[Entries from a visual dataset]
□ □ □ □ □ □ □

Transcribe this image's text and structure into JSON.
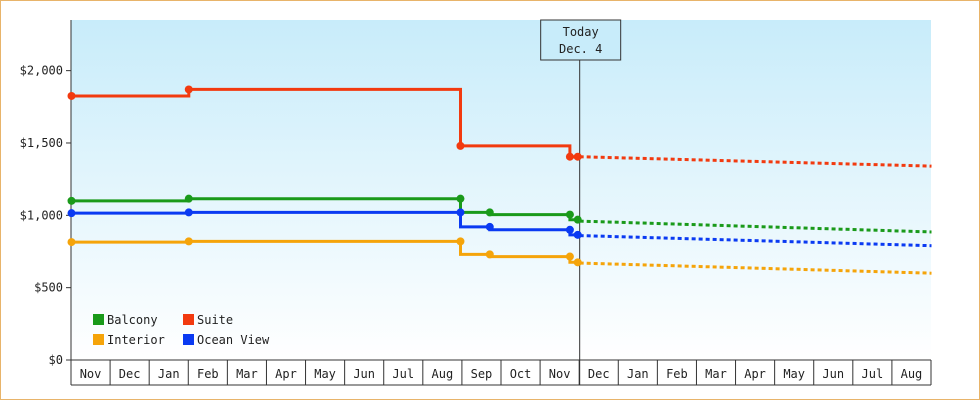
{
  "chart_data": {
    "type": "line",
    "step": true,
    "ylim": [
      0,
      2350
    ],
    "y_ticks": [
      0,
      500,
      1000,
      1500,
      2000
    ],
    "y_tick_labels": [
      "$0",
      "$500",
      "$1,000",
      "$1,500",
      "$2,000"
    ],
    "x_months": [
      "Nov",
      "Dec",
      "Jan",
      "Feb",
      "Mar",
      "Apr",
      "May",
      "Jun",
      "Jul",
      "Aug",
      "Sep",
      "Oct",
      "Nov",
      "Dec",
      "Jan",
      "Feb",
      "Mar",
      "Apr",
      "May",
      "Jun",
      "Jul",
      "Aug"
    ],
    "x_start_index": 0,
    "today": {
      "line1": "Today",
      "line2": "Dec. 4",
      "x": 13.0
    },
    "background_gradient": [
      "#c8ecfa",
      "#ffffff"
    ],
    "grid": false,
    "legend": {
      "placement": "bottom-left"
    },
    "series": [
      {
        "name": "Balcony",
        "color": "#1a9a1a",
        "points": [
          {
            "x": 0.0,
            "y": 1100
          },
          {
            "x": 3.0,
            "y": 1100
          },
          {
            "x": 3.0,
            "y": 1115
          },
          {
            "x": 9.95,
            "y": 1115
          },
          {
            "x": 9.95,
            "y": 1020
          },
          {
            "x": 10.7,
            "y": 1020
          },
          {
            "x": 10.7,
            "y": 1005
          },
          {
            "x": 12.75,
            "y": 1005
          },
          {
            "x": 12.75,
            "y": 970
          },
          {
            "x": 12.95,
            "y": 970
          }
        ],
        "markers": [
          0.0,
          3.0,
          9.95,
          10.7,
          12.75,
          12.95
        ],
        "marker_values": [
          1100,
          1115,
          1115,
          1020,
          1005,
          970
        ],
        "projection": [
          {
            "x": 13.0,
            "y": 960
          },
          {
            "x": 22.0,
            "y": 885
          }
        ]
      },
      {
        "name": "Suite",
        "color": "#f23a0f",
        "points": [
          {
            "x": 0.0,
            "y": 1825
          },
          {
            "x": 3.0,
            "y": 1825
          },
          {
            "x": 3.0,
            "y": 1870
          },
          {
            "x": 9.95,
            "y": 1870
          },
          {
            "x": 9.95,
            "y": 1480
          },
          {
            "x": 12.75,
            "y": 1480
          },
          {
            "x": 12.75,
            "y": 1405
          },
          {
            "x": 12.95,
            "y": 1405
          }
        ],
        "markers": [
          0.0,
          3.0,
          9.95,
          12.75,
          12.95
        ],
        "marker_values": [
          1825,
          1870,
          1480,
          1405,
          1405
        ],
        "projection": [
          {
            "x": 13.0,
            "y": 1405
          },
          {
            "x": 22.0,
            "y": 1340
          }
        ]
      },
      {
        "name": "Interior",
        "color": "#f5a40a",
        "points": [
          {
            "x": 0.0,
            "y": 815
          },
          {
            "x": 3.0,
            "y": 815
          },
          {
            "x": 3.0,
            "y": 820
          },
          {
            "x": 9.95,
            "y": 820
          },
          {
            "x": 9.95,
            "y": 730
          },
          {
            "x": 10.7,
            "y": 730
          },
          {
            "x": 10.7,
            "y": 715
          },
          {
            "x": 12.75,
            "y": 715
          },
          {
            "x": 12.75,
            "y": 675
          },
          {
            "x": 12.95,
            "y": 675
          }
        ],
        "markers": [
          0.0,
          3.0,
          9.95,
          10.7,
          12.75,
          12.95
        ],
        "marker_values": [
          815,
          820,
          820,
          730,
          715,
          675
        ],
        "projection": [
          {
            "x": 13.0,
            "y": 670
          },
          {
            "x": 22.0,
            "y": 600
          }
        ]
      },
      {
        "name": "Ocean View",
        "color": "#0a3af2",
        "points": [
          {
            "x": 0.0,
            "y": 1015
          },
          {
            "x": 3.0,
            "y": 1015
          },
          {
            "x": 3.0,
            "y": 1020
          },
          {
            "x": 9.95,
            "y": 1020
          },
          {
            "x": 9.95,
            "y": 920
          },
          {
            "x": 10.7,
            "y": 920
          },
          {
            "x": 10.7,
            "y": 900
          },
          {
            "x": 12.75,
            "y": 900
          },
          {
            "x": 12.75,
            "y": 865
          },
          {
            "x": 12.95,
            "y": 865
          }
        ],
        "markers": [
          0.0,
          3.0,
          9.95,
          10.7,
          12.75,
          12.95
        ],
        "marker_values": [
          1015,
          1020,
          1020,
          920,
          900,
          865
        ],
        "projection": [
          {
            "x": 13.0,
            "y": 860
          },
          {
            "x": 22.0,
            "y": 790
          }
        ]
      }
    ]
  }
}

□ □ □ □ □ □ □

**Challenge**
Repeat each line of the records above exactly, but do not copy the pictures.

**Response to this task**
Transcribe this image's text and structure into JSON.
{
  "chart_data": {
    "type": "line",
    "step": true,
    "ylim": [
      0,
      2350
    ],
    "y_ticks": [
      0,
      500,
      1000,
      1500,
      2000
    ],
    "y_tick_labels": [
      "$0",
      "$500",
      "$1,000",
      "$1,500",
      "$2,000"
    ],
    "x_months": [
      "Nov",
      "Dec",
      "Jan",
      "Feb",
      "Mar",
      "Apr",
      "May",
      "Jun",
      "Jul",
      "Aug",
      "Sep",
      "Oct",
      "Nov",
      "Dec",
      "Jan",
      "Feb",
      "Mar",
      "Apr",
      "May",
      "Jun",
      "Jul",
      "Aug"
    ],
    "x_start_index": 0,
    "today": {
      "line1": "Today",
      "line2": "Dec. 4",
      "x": 13.0
    },
    "background_gradient": [
      "#c8ecfa",
      "#ffffff"
    ],
    "grid": false,
    "legend": {
      "placement": "bottom-left"
    },
    "series": [
      {
        "name": "Balcony",
        "color": "#1a9a1a",
        "points": [
          {
            "x": 0.0,
            "y": 1100
          },
          {
            "x": 3.0,
            "y": 1100
          },
          {
            "x": 3.0,
            "y": 1115
          },
          {
            "x": 9.95,
            "y": 1115
          },
          {
            "x": 9.95,
            "y": 1020
          },
          {
            "x": 10.7,
            "y": 1020
          },
          {
            "x": 10.7,
            "y": 1005
          },
          {
            "x": 12.75,
            "y": 1005
          },
          {
            "x": 12.75,
            "y": 970
          },
          {
            "x": 12.95,
            "y": 970
          }
        ],
        "markers": [
          0.0,
          3.0,
          9.95,
          10.7,
          12.75,
          12.95
        ],
        "marker_values": [
          1100,
          1115,
          1115,
          1020,
          1005,
          970
        ],
        "projection": [
          {
            "x": 13.0,
            "y": 960
          },
          {
            "x": 22.0,
            "y": 885
          }
        ]
      },
      {
        "name": "Suite",
        "color": "#f23a0f",
        "points": [
          {
            "x": 0.0,
            "y": 1825
          },
          {
            "x": 3.0,
            "y": 1825
          },
          {
            "x": 3.0,
            "y": 1870
          },
          {
            "x": 9.95,
            "y": 1870
          },
          {
            "x": 9.95,
            "y": 1480
          },
          {
            "x": 12.75,
            "y": 1480
          },
          {
            "x": 12.75,
            "y": 1405
          },
          {
            "x": 12.95,
            "y": 1405
          }
        ],
        "markers": [
          0.0,
          3.0,
          9.95,
          12.75,
          12.95
        ],
        "marker_values": [
          1825,
          1870,
          1480,
          1405,
          1405
        ],
        "projection": [
          {
            "x": 13.0,
            "y": 1405
          },
          {
            "x": 22.0,
            "y": 1340
          }
        ]
      },
      {
        "name": "Interior",
        "color": "#f5a40a",
        "points": [
          {
            "x": 0.0,
            "y": 815
          },
          {
            "x": 3.0,
            "y": 815
          },
          {
            "x": 3.0,
            "y": 820
          },
          {
            "x": 9.95,
            "y": 820
          },
          {
            "x": 9.95,
            "y": 730
          },
          {
            "x": 10.7,
            "y": 730
          },
          {
            "x": 10.7,
            "y": 715
          },
          {
            "x": 12.75,
            "y": 715
          },
          {
            "x": 12.75,
            "y": 675
          },
          {
            "x": 12.95,
            "y": 675
          }
        ],
        "markers": [
          0.0,
          3.0,
          9.95,
          10.7,
          12.75,
          12.95
        ],
        "marker_values": [
          815,
          820,
          820,
          730,
          715,
          675
        ],
        "projection": [
          {
            "x": 13.0,
            "y": 670
          },
          {
            "x": 22.0,
            "y": 600
          }
        ]
      },
      {
        "name": "Ocean View",
        "color": "#0a3af2",
        "points": [
          {
            "x": 0.0,
            "y": 1015
          },
          {
            "x": 3.0,
            "y": 1015
          },
          {
            "x": 3.0,
            "y": 1020
          },
          {
            "x": 9.95,
            "y": 1020
          },
          {
            "x": 9.95,
            "y": 920
          },
          {
            "x": 10.7,
            "y": 920
          },
          {
            "x": 10.7,
            "y": 900
          },
          {
            "x": 12.75,
            "y": 900
          },
          {
            "x": 12.75,
            "y": 865
          },
          {
            "x": 12.95,
            "y": 865
          }
        ],
        "markers": [
          0.0,
          3.0,
          9.95,
          10.7,
          12.75,
          12.95
        ],
        "marker_values": [
          1015,
          1020,
          1020,
          920,
          900,
          865
        ],
        "projection": [
          {
            "x": 13.0,
            "y": 860
          },
          {
            "x": 22.0,
            "y": 790
          }
        ]
      }
    ]
  }
}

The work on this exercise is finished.